Parts of the exercise ▸
**1.** Answer these from the report on 2008 police officer deaths:
(a) What was the 2007 figure for officers who died in the line of duty?
(b) In what year were firearms-related fatalities last as low as in 2008?
(c) How many law enforcement officers were shot and killed in 1973?
**2.** Render this sentence from the report on 2008 police officer deaths in Spanish: "The last time firearms-related fatalities were this low was 1956, when there were 35 such deaths."

*** Selected excerpt ***

# Police officer deaths fell sharply in 2008



## kwflatbed (Dec 29, 2004)

​
The number of officers killed in the line of duty fell sharply this year when compared with 2007, and officers killed by gunfire reached a 50-year low. The National Law Enforcement Officers Memorial Fund and Concerns of Police Survivors found that 140 officers have died. (AP Photo)

*Featuring articles from Executive Director Craig Floyd*
with National Law Enforcement Officers Memorial Fund ​*Police officer deaths fell sharply in 2008*

​Dramatic reversal from 2007; fewest officers killed by gunfire in 50 years; record number of female officers die this year


_Provided by the National Law Enforcement Officers Memorial Fund_

Washington, DC - 2008 is ending as one of the safest years for U.S. law enforcement in decades. The number of officers killed in the line of duty fell sharply this year when compared with 2007, and officers killed by gunfire reached a 50-year low.
Based on analysis of preliminary data, the National Law Enforcement Officers Memorial Fund (NLEOMF) and Concerns of Police Survivors (C.O.P.S.) found that 140 officers have died in the line of duty so far this year. That is 23 percent lower than the 2007 figure of 181, and represents one of the lowest years for officer fatalities since the mid-1960s. 
This year's reduction includes a steep, 40 percent drop in the number of officers who were shot and killed, from 68 in 2007 to 41 in 2008. The last time firearms-related fatalities were this low was 1956, when there were 35 such deaths. The 2008 figure is 74 percent lower than the total for 1973, when a near-record high 156 law enforcement officers were shot and killed. 
"2007 was a wake-up call for law enforcement in our country, and law enforcement executives, officers, associations and trainers clearly heeded the call, with a renewed emphasis on officer safety training, equipment and procedures," said NLEOMF Chairman and CEO Craig W. Floyd. "The reduction in firearms-related deaths is especially stunning, given the tremendous firepower possessed by so many criminals today. The fact that law enforcement has been able to drive down the crime rate, and do so with increased efficiency and safety, is a testament to the hard work and professionalism of our officers," Mr. Floyd added.

*** Data provided ***

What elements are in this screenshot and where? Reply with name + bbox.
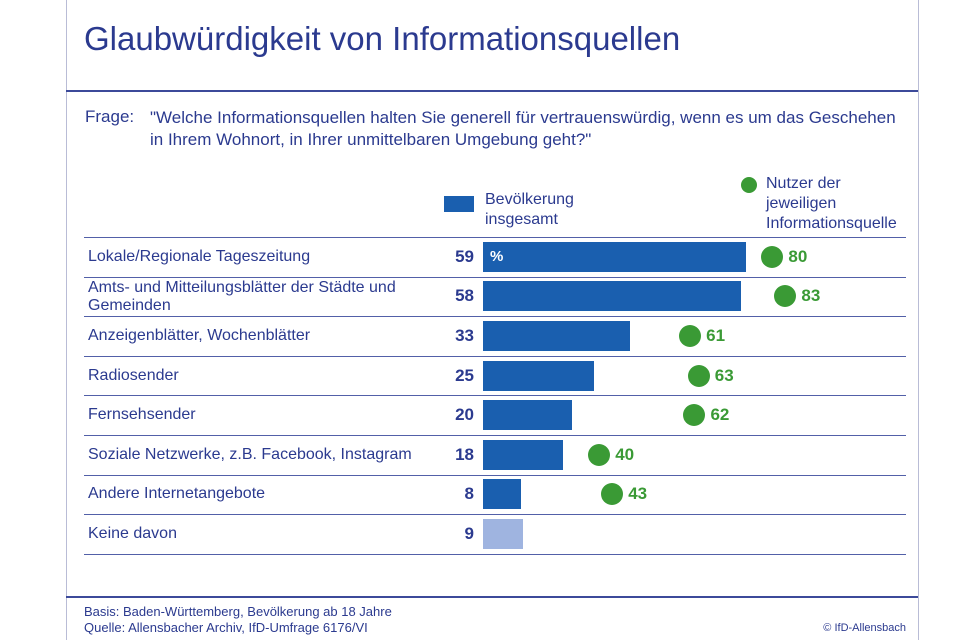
row-separator (84, 474, 906, 476)
percent-sign-label: % (490, 247, 504, 265)
total-bar (483, 479, 521, 510)
category-label: Amts- und Mitteilungsblätter der Städte … (88, 279, 396, 315)
category-label: Lokale/Regionale Tageszeitung (88, 247, 311, 265)
total-bar (483, 519, 524, 549)
row-separator (84, 553, 906, 555)
row-separator (84, 276, 906, 278)
category-label: Anzeigenblätter, Wochenblätter (88, 327, 311, 344)
users-dot (683, 404, 706, 427)
users-dot (601, 483, 624, 506)
footer-source: Quelle: Allensbacher Archiv, IfD-Umfrage… (84, 620, 368, 635)
row-separator (84, 514, 906, 516)
total-bar (483, 439, 564, 470)
legend-label-users: Nutzer der jeweiligen Informationsquelle (766, 175, 897, 232)
category-label: Radiosender (88, 366, 179, 384)
title-divider (66, 90, 918, 92)
category-label: Keine davon (88, 525, 177, 542)
category-label: Soziale Netzwerke, z.B. Facebook, Instag… (88, 445, 412, 463)
total-bar (483, 400, 572, 431)
users-dot (679, 325, 702, 347)
users-value-label: 40 (615, 444, 635, 464)
question-text: "Welche Informationsquellen halten Sie g… (150, 108, 896, 149)
users-value-label: 43 (628, 484, 648, 504)
total-value-label: 33 (455, 326, 474, 345)
legend-label-total: Bevölkerung insgesamt (485, 191, 574, 228)
total-value-label: 8 (464, 484, 474, 504)
users-dot (588, 443, 611, 466)
users-value-label: 83 (801, 286, 821, 306)
users-dot (774, 285, 797, 308)
row-separator (84, 316, 906, 318)
total-value-label: 59 (455, 246, 474, 266)
total-value-label: 9 (464, 524, 474, 543)
total-value-label: 58 (455, 286, 474, 306)
users-value-label: 61 (706, 326, 726, 345)
legend-swatch-users (741, 177, 757, 193)
total-bar (483, 360, 595, 391)
category-label: Fernsehsender (88, 406, 196, 424)
copyright-notice: © IfD-Allensbach (823, 622, 906, 634)
total-bar (483, 321, 630, 351)
footer-divider (66, 596, 918, 598)
frame-left-border (66, 0, 67, 640)
footer-basis: Basis: Baden-Württemberg, Bevölkerung ab… (84, 604, 392, 619)
row-separator (84, 237, 906, 238)
category-label: Andere Internetangebote (88, 485, 266, 503)
total-value-label: 18 (455, 444, 474, 464)
total-bar (483, 241, 746, 272)
total-bar (483, 281, 742, 312)
row-separator (84, 355, 906, 357)
users-value-label: 80 (788, 246, 808, 266)
total-value-label: 20 (455, 405, 474, 425)
total-value-label: 25 (455, 365, 474, 385)
users-value-label: 62 (710, 405, 730, 425)
users-dot (761, 245, 784, 268)
frame-right-border (918, 0, 919, 640)
row-separator (84, 435, 906, 436)
chart-title: Glaubwürdigkeit von Informationsquellen (84, 20, 681, 57)
users-dot (687, 364, 710, 387)
row-separator (84, 395, 906, 397)
legend-swatch-total (444, 196, 474, 212)
users-value-label: 63 (714, 365, 734, 385)
question-label: Frage: (85, 107, 135, 126)
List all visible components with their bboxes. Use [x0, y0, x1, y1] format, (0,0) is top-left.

***

Results ▸
**1.**
(a) 181
(b) 1956
(c) 156

**2.** La última vez que las muertes relacionadas con armas de fuego fueron tan bajas fue en 1956, cuando hubo 35 muertes de ese tipo.